--- Start ---

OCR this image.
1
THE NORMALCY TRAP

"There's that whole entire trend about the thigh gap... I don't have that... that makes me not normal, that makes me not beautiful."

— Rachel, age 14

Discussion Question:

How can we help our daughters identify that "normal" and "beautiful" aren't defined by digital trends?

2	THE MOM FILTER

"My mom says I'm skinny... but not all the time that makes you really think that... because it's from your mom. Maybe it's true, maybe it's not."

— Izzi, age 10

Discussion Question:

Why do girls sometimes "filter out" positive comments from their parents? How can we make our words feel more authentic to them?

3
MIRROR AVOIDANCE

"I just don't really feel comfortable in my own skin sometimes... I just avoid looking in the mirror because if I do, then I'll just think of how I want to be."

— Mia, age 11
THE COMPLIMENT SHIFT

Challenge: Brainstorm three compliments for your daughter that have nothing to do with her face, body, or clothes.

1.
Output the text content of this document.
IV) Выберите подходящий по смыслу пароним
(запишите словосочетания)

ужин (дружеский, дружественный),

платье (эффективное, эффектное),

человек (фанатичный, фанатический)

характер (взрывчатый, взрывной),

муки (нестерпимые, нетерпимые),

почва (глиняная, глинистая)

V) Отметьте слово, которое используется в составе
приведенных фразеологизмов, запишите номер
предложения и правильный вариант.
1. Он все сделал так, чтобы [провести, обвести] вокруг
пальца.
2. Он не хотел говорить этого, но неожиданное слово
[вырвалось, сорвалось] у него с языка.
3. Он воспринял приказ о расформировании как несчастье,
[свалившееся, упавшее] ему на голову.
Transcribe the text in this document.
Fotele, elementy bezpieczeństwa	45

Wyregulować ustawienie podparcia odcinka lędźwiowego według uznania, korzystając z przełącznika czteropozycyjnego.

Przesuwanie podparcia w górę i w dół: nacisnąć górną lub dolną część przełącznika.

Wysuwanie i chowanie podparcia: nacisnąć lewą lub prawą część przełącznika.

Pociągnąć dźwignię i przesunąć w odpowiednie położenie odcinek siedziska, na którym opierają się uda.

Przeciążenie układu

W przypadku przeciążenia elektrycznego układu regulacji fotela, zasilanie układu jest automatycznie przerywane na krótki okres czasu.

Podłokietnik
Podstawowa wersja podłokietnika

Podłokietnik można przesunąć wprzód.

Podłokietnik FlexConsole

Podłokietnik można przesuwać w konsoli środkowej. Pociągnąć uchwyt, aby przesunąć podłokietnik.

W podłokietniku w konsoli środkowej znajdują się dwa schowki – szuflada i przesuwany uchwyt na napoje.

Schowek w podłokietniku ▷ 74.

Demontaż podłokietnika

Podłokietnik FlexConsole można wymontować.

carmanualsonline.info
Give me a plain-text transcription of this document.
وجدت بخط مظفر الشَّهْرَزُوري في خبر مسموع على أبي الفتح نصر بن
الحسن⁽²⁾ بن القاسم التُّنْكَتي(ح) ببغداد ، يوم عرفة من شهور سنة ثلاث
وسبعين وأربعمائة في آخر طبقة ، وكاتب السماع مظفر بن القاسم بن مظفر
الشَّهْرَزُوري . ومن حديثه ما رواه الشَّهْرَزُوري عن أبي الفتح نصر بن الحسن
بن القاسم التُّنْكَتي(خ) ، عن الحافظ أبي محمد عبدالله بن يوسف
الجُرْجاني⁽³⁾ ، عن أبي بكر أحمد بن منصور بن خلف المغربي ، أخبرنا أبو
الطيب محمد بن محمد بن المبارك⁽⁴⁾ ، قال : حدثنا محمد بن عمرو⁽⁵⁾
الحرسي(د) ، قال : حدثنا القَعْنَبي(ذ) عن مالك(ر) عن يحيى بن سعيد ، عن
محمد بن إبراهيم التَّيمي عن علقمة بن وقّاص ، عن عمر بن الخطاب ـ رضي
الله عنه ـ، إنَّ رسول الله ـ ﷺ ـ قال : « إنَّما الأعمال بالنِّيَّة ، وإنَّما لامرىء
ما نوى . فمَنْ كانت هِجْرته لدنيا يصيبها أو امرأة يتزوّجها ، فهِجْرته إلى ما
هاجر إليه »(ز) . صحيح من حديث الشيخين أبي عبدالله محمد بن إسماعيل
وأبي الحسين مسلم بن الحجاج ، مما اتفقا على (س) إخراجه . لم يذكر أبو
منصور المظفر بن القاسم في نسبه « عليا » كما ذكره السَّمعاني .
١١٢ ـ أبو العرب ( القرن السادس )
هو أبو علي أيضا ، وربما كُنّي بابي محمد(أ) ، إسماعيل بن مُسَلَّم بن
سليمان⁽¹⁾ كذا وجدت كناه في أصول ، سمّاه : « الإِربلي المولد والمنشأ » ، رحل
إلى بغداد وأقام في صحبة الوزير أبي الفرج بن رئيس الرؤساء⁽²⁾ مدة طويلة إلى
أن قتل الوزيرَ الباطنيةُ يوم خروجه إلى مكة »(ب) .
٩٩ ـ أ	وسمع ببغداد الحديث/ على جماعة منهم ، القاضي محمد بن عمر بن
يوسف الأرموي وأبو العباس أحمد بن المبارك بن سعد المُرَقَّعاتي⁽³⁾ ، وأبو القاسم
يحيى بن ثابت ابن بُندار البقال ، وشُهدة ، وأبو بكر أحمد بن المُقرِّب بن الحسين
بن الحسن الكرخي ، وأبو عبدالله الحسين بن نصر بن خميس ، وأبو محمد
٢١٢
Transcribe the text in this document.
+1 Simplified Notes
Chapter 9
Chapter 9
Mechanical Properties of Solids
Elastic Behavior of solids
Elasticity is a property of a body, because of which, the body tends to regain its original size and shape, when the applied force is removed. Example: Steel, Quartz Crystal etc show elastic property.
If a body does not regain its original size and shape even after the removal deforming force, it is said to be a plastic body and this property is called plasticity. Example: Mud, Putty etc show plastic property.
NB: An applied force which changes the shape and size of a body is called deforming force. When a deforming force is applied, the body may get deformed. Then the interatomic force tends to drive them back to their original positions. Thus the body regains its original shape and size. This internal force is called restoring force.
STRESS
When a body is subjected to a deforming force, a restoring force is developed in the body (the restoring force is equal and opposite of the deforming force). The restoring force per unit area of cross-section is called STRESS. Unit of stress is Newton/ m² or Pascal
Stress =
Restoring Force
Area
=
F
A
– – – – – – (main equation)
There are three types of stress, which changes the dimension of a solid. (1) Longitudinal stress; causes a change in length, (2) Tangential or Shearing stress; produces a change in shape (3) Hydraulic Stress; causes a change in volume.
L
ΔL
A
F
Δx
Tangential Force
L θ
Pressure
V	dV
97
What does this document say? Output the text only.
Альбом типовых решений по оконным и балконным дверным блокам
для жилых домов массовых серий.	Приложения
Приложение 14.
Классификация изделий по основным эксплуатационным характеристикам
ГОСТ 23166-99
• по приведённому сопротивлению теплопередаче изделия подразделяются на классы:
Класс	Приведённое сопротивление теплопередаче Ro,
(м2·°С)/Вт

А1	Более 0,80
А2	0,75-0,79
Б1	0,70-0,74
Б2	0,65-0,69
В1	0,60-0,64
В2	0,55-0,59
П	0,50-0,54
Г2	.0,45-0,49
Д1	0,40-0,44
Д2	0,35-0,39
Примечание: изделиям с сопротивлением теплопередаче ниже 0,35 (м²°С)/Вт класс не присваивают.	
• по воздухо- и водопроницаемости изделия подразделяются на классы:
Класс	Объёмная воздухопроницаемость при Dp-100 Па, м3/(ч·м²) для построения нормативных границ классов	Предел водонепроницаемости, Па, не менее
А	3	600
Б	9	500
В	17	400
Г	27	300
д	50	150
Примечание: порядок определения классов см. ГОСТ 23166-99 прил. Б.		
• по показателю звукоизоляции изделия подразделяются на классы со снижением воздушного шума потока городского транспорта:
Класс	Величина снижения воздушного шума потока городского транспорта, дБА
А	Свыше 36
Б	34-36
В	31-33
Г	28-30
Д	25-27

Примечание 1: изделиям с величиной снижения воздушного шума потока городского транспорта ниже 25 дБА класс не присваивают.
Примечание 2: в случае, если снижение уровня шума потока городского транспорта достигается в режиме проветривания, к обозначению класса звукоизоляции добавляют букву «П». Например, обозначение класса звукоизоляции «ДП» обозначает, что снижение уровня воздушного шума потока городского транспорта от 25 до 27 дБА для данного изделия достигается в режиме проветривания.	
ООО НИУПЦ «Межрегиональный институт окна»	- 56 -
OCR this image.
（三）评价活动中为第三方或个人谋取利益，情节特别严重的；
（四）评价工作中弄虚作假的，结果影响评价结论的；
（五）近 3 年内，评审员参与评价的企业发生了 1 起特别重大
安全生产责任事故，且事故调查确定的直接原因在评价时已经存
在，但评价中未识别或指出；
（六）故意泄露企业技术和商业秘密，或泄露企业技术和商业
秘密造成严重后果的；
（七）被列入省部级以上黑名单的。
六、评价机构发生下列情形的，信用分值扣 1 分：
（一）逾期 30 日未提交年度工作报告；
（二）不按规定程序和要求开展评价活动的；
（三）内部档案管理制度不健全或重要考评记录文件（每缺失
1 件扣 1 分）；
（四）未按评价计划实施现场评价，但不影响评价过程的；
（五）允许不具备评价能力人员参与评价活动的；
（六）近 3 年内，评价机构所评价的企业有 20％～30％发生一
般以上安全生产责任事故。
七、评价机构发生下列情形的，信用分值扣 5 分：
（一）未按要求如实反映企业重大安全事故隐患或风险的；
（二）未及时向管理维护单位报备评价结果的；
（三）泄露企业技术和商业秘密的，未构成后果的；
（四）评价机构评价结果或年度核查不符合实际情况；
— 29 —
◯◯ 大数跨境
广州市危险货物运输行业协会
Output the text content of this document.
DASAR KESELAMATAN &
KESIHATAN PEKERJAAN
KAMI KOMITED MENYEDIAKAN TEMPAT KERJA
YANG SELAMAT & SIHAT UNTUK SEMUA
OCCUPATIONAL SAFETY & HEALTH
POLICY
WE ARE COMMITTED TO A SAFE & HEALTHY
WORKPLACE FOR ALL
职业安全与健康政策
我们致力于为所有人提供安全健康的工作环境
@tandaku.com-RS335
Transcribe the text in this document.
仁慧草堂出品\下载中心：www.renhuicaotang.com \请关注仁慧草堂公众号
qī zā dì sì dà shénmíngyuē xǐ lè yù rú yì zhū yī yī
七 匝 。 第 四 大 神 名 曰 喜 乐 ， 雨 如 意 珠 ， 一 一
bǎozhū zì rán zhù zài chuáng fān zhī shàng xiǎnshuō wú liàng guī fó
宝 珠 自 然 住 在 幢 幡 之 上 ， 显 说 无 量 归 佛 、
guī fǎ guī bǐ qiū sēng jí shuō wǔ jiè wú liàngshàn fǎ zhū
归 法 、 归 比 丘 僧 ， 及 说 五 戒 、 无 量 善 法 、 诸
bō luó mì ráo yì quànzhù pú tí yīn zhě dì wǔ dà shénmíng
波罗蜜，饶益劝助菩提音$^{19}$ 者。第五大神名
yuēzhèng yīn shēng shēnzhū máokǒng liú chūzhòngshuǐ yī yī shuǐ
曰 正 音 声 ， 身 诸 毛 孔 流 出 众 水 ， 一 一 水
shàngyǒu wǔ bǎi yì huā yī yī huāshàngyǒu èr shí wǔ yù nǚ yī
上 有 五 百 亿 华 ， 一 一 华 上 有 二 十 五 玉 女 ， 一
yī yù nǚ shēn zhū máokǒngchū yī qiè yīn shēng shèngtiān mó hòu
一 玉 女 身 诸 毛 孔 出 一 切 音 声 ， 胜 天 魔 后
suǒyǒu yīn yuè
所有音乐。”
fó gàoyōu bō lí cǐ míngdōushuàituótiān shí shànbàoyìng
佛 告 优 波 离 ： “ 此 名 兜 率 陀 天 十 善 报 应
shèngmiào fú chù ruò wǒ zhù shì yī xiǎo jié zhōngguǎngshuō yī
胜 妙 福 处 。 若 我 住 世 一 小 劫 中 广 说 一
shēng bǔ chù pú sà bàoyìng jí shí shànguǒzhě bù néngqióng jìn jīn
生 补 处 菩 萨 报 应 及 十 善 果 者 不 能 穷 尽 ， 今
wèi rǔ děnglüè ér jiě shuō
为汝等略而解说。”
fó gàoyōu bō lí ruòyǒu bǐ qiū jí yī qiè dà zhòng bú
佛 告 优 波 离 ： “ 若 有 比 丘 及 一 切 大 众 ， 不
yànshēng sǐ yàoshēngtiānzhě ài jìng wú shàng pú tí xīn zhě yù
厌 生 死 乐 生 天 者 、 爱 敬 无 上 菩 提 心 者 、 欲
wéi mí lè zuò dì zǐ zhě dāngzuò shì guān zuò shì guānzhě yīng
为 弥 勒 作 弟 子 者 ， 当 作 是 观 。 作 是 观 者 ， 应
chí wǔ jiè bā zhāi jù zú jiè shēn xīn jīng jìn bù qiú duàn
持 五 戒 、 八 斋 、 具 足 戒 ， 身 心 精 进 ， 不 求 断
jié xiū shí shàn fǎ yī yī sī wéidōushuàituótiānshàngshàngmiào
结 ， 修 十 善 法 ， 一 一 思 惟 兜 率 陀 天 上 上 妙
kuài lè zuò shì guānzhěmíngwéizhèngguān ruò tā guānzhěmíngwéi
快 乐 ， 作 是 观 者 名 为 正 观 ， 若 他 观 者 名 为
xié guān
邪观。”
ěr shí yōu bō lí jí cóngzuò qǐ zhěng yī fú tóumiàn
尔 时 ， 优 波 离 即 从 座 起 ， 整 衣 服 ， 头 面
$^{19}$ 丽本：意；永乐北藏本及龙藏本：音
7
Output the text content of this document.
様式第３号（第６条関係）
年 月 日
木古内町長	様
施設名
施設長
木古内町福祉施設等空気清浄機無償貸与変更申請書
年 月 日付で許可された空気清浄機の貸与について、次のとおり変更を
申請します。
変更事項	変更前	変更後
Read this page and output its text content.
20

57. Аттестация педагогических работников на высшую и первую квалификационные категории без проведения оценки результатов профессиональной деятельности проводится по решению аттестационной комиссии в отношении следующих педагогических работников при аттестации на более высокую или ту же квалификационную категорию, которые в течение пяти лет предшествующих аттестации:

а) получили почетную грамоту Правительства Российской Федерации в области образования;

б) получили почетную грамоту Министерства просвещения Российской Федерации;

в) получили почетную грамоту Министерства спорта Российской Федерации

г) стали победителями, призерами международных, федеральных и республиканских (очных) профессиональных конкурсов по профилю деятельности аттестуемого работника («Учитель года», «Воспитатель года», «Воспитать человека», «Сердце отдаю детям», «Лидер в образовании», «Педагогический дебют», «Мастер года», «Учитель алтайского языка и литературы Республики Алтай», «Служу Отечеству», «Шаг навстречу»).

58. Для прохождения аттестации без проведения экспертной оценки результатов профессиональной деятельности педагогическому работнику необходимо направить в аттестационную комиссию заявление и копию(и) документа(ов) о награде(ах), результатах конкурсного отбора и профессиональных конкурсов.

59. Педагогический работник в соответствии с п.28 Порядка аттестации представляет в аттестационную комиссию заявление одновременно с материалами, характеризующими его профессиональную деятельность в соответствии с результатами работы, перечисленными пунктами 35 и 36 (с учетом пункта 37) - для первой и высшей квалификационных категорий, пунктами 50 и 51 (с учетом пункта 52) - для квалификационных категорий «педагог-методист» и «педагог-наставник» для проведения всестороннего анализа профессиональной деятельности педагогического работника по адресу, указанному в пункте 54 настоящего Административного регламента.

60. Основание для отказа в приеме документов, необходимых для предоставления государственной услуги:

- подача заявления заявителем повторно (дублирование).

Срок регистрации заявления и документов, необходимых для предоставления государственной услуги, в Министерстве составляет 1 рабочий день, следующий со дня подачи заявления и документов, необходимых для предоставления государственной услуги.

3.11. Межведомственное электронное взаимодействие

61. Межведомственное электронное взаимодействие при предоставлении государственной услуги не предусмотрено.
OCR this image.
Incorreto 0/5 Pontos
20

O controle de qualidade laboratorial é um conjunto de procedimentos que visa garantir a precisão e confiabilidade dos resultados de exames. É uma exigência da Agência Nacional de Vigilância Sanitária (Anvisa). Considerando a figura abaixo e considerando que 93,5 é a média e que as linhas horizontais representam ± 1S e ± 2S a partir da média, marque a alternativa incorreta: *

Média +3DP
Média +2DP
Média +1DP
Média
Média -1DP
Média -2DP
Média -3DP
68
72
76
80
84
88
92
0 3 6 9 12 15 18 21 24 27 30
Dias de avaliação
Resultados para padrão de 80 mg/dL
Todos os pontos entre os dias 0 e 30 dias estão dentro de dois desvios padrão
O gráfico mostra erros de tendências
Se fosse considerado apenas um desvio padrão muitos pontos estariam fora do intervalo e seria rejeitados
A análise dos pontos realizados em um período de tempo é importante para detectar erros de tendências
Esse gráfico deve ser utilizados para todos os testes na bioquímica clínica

--- End ---

• SET EXERCISE:
Search the data above for lines holding "Example" and copy each of them.

• WRITTEN SOLUTION:
Elasticity is a property of a body, because of which, the body tends to regain its original size and shape, when the applied force is removed. Example: Steel, Quartz Crystal etc show elastic property.
If a body does not regain its original size and shape even after the removal deforming force, it is said to be a plastic body and this property is called plasticity. Example: Mud, Putty etc show plastic property.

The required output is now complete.